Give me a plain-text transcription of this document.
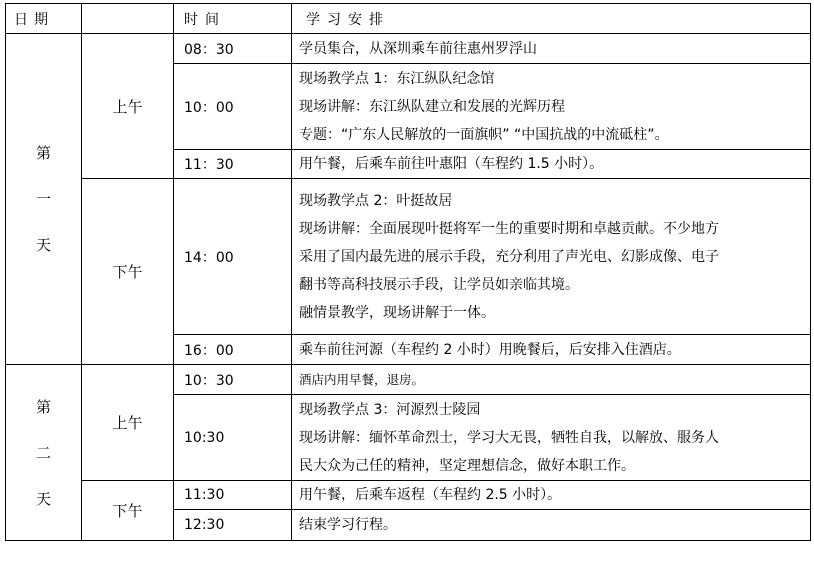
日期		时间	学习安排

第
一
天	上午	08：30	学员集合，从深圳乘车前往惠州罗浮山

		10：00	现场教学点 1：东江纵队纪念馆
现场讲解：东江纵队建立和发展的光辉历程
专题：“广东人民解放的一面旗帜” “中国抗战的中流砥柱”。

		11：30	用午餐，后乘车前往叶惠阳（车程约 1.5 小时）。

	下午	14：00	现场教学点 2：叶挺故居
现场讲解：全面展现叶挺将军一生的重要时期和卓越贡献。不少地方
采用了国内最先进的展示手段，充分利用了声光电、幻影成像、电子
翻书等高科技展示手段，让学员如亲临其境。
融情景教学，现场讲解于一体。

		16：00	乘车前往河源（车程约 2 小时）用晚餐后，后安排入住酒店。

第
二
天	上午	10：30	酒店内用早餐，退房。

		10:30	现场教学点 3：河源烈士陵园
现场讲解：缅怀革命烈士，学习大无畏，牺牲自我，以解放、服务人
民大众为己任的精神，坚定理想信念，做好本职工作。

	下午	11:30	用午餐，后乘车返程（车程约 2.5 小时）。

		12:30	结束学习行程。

____

**WHAT TO WORK ON**. Transcribe the whole listing exactly. Pictures are excluded.

**TASK SOLUTION**.
Give me a plain-text transcription of this document.
日期		时间	学习安排

第
一
天	上午	08：30	学员集合，从深圳乘车前往惠州罗浮山

		10：00	现场教学点 1：东江纵队纪念馆
现场讲解：东江纵队建立和发展的光辉历程
专题：“广东人民解放的一面旗帜” “中国抗战的中流砥柱”。

		11：30	用午餐，后乘车前往叶惠阳（车程约 1.5 小时）。

	下午	14：00	现场教学点 2：叶挺故居
现场讲解：全面展现叶挺将军一生的重要时期和卓越贡献。不少地方
采用了国内最先进的展示手段，充分利用了声光电、幻影成像、电子
翻书等高科技展示手段，让学员如亲临其境。
融情景教学，现场讲解于一体。

		16：00	乘车前往河源（车程约 2 小时）用晚餐后，后安排入住酒店。

第
二
天	上午	10：30	酒店内用早餐，退房。

		10:30	现场教学点 3：河源烈士陵园
现场讲解：缅怀革命烈士，学习大无畏，牺牲自我，以解放、服务人
民大众为己任的精神，坚定理想信念，做好本职工作。

	下午	11:30	用午餐，后乘车返程（车程约 2.5 小时）。

		12:30	结束学习行程。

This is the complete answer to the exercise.